WHAT IS NEEDED: Pictures stay out of the copy; restate everything else in the material exactly.

## START EXTRACTED ENTRIES

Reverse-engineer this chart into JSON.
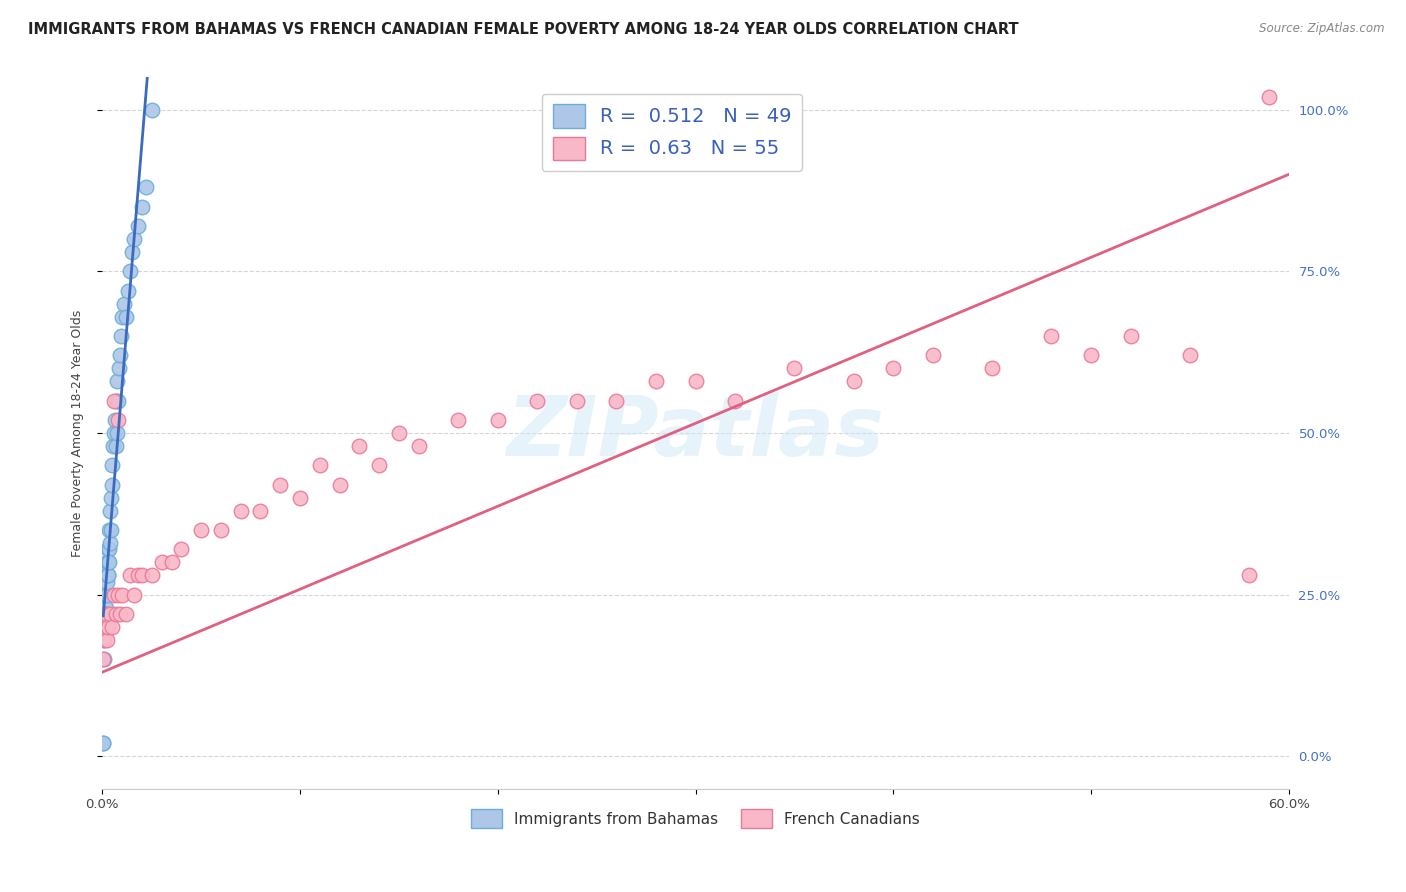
{
  "title": "IMMIGRANTS FROM BAHAMAS VS FRENCH CANADIAN FEMALE POVERTY AMONG 18-24 YEAR OLDS CORRELATION CHART",
  "source": "Source: ZipAtlas.com",
  "ylabel": "Female Poverty Among 18-24 Year Olds",
  "xmin": 0.0,
  "xmax": 0.6,
  "ymin": 0.0,
  "ymax": 1.05,
  "y_tick_positions": [
    0.0,
    0.25,
    0.5,
    0.75,
    1.0
  ],
  "y_tick_labels": [
    "0.0%",
    "25.0%",
    "50.0%",
    "75.0%",
    "100.0%"
  ],
  "bahamas_color": "#aec6e8",
  "bahamas_edge_color": "#6baed6",
  "french_color": "#f9b8c8",
  "french_edge_color": "#e87a99",
  "bahamas_R": 0.512,
  "bahamas_N": 49,
  "french_R": 0.63,
  "french_N": 55,
  "bahamas_line_color": "#3a6bbf",
  "french_line_color": "#e06080",
  "watermark_color": "#d0e8f8",
  "legend_label_blue": "Immigrants from Bahamas",
  "legend_label_pink": "French Canadians",
  "bahamas_x": [
    0.0005,
    0.0005,
    0.0008,
    0.001,
    0.001,
    0.0012,
    0.0015,
    0.0015,
    0.0018,
    0.002,
    0.002,
    0.0022,
    0.0025,
    0.0025,
    0.0028,
    0.0028,
    0.003,
    0.003,
    0.0032,
    0.0035,
    0.0035,
    0.0038,
    0.004,
    0.0042,
    0.0045,
    0.0048,
    0.005,
    0.0055,
    0.006,
    0.0065,
    0.0068,
    0.007,
    0.0072,
    0.0075,
    0.008,
    0.0085,
    0.009,
    0.0095,
    0.01,
    0.011,
    0.012,
    0.013,
    0.014,
    0.015,
    0.016,
    0.018,
    0.02,
    0.022,
    0.025
  ],
  "bahamas_y": [
    0.02,
    0.02,
    0.15,
    0.18,
    0.2,
    0.22,
    0.2,
    0.25,
    0.23,
    0.22,
    0.28,
    0.25,
    0.27,
    0.3,
    0.28,
    0.32,
    0.28,
    0.3,
    0.32,
    0.3,
    0.35,
    0.33,
    0.38,
    0.35,
    0.4,
    0.42,
    0.45,
    0.48,
    0.5,
    0.52,
    0.55,
    0.48,
    0.58,
    0.5,
    0.55,
    0.6,
    0.62,
    0.65,
    0.68,
    0.7,
    0.68,
    0.72,
    0.75,
    0.78,
    0.8,
    0.82,
    0.85,
    0.88,
    1.0
  ],
  "french_x": [
    0.0005,
    0.001,
    0.0015,
    0.002,
    0.0025,
    0.003,
    0.004,
    0.005,
    0.006,
    0.007,
    0.008,
    0.009,
    0.01,
    0.012,
    0.014,
    0.016,
    0.018,
    0.02,
    0.025,
    0.03,
    0.035,
    0.04,
    0.05,
    0.06,
    0.07,
    0.08,
    0.09,
    0.1,
    0.11,
    0.12,
    0.13,
    0.14,
    0.15,
    0.16,
    0.18,
    0.2,
    0.22,
    0.24,
    0.26,
    0.28,
    0.3,
    0.32,
    0.35,
    0.38,
    0.4,
    0.42,
    0.45,
    0.48,
    0.5,
    0.52,
    0.55,
    0.58,
    0.006,
    0.008,
    0.59
  ],
  "french_y": [
    0.15,
    0.18,
    0.2,
    0.22,
    0.18,
    0.2,
    0.22,
    0.2,
    0.25,
    0.22,
    0.25,
    0.22,
    0.25,
    0.22,
    0.28,
    0.25,
    0.28,
    0.28,
    0.28,
    0.3,
    0.3,
    0.32,
    0.35,
    0.35,
    0.38,
    0.38,
    0.42,
    0.4,
    0.45,
    0.42,
    0.48,
    0.45,
    0.5,
    0.48,
    0.52,
    0.52,
    0.55,
    0.55,
    0.55,
    0.58,
    0.58,
    0.55,
    0.6,
    0.58,
    0.6,
    0.62,
    0.6,
    0.65,
    0.62,
    0.65,
    0.62,
    0.28,
    0.55,
    0.52,
    1.02
  ],
  "title_fontsize": 10.5,
  "axis_fontsize": 9,
  "tick_fontsize": 9.5
}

## END EXTRACTED ENTRIES

ANSWER TO THIS PROBLEM:
Reverse-engineer this chart into JSON.
{
  "title": "IMMIGRANTS FROM BAHAMAS VS FRENCH CANADIAN FEMALE POVERTY AMONG 18-24 YEAR OLDS CORRELATION CHART",
  "source": "Source: ZipAtlas.com",
  "ylabel": "Female Poverty Among 18-24 Year Olds",
  "xmin": 0.0,
  "xmax": 0.6,
  "ymin": 0.0,
  "ymax": 1.05,
  "y_tick_positions": [
    0.0,
    0.25,
    0.5,
    0.75,
    1.0
  ],
  "y_tick_labels": [
    "0.0%",
    "25.0%",
    "50.0%",
    "75.0%",
    "100.0%"
  ],
  "bahamas_color": "#aec6e8",
  "bahamas_edge_color": "#6baed6",
  "french_color": "#f9b8c8",
  "french_edge_color": "#e87a99",
  "bahamas_R": 0.512,
  "bahamas_N": 49,
  "french_R": 0.63,
  "french_N": 55,
  "bahamas_line_color": "#3a6bbf",
  "french_line_color": "#e06080",
  "watermark_color": "#d0e8f8",
  "legend_label_blue": "Immigrants from Bahamas",
  "legend_label_pink": "French Canadians",
  "bahamas_x": [
    0.0005,
    0.0005,
    0.0008,
    0.001,
    0.001,
    0.0012,
    0.0015,
    0.0015,
    0.0018,
    0.002,
    0.002,
    0.0022,
    0.0025,
    0.0025,
    0.0028,
    0.0028,
    0.003,
    0.003,
    0.0032,
    0.0035,
    0.0035,
    0.0038,
    0.004,
    0.0042,
    0.0045,
    0.0048,
    0.005,
    0.0055,
    0.006,
    0.0065,
    0.0068,
    0.007,
    0.0072,
    0.0075,
    0.008,
    0.0085,
    0.009,
    0.0095,
    0.01,
    0.011,
    0.012,
    0.013,
    0.014,
    0.015,
    0.016,
    0.018,
    0.02,
    0.022,
    0.025
  ],
  "bahamas_y": [
    0.02,
    0.02,
    0.15,
    0.18,
    0.2,
    0.22,
    0.2,
    0.25,
    0.23,
    0.22,
    0.28,
    0.25,
    0.27,
    0.3,
    0.28,
    0.32,
    0.28,
    0.3,
    0.32,
    0.3,
    0.35,
    0.33,
    0.38,
    0.35,
    0.4,
    0.42,
    0.45,
    0.48,
    0.5,
    0.52,
    0.55,
    0.48,
    0.58,
    0.5,
    0.55,
    0.6,
    0.62,
    0.65,
    0.68,
    0.7,
    0.68,
    0.72,
    0.75,
    0.78,
    0.8,
    0.82,
    0.85,
    0.88,
    1.0
  ],
  "french_x": [
    0.0005,
    0.001,
    0.0015,
    0.002,
    0.0025,
    0.003,
    0.004,
    0.005,
    0.006,
    0.007,
    0.008,
    0.009,
    0.01,
    0.012,
    0.014,
    0.016,
    0.018,
    0.02,
    0.025,
    0.03,
    0.035,
    0.04,
    0.05,
    0.06,
    0.07,
    0.08,
    0.09,
    0.1,
    0.11,
    0.12,
    0.13,
    0.14,
    0.15,
    0.16,
    0.18,
    0.2,
    0.22,
    0.24,
    0.26,
    0.28,
    0.3,
    0.32,
    0.35,
    0.38,
    0.4,
    0.42,
    0.45,
    0.48,
    0.5,
    0.52,
    0.55,
    0.58,
    0.006,
    0.008,
    0.59
  ],
  "french_y": [
    0.15,
    0.18,
    0.2,
    0.22,
    0.18,
    0.2,
    0.22,
    0.2,
    0.25,
    0.22,
    0.25,
    0.22,
    0.25,
    0.22,
    0.28,
    0.25,
    0.28,
    0.28,
    0.28,
    0.3,
    0.3,
    0.32,
    0.35,
    0.35,
    0.38,
    0.38,
    0.42,
    0.4,
    0.45,
    0.42,
    0.48,
    0.45,
    0.5,
    0.48,
    0.52,
    0.52,
    0.55,
    0.55,
    0.55,
    0.58,
    0.58,
    0.55,
    0.6,
    0.58,
    0.6,
    0.62,
    0.6,
    0.65,
    0.62,
    0.65,
    0.62,
    0.28,
    0.55,
    0.52,
    1.02
  ],
  "title_fontsize": 10.5,
  "axis_fontsize": 9,
  "tick_fontsize": 9.5
}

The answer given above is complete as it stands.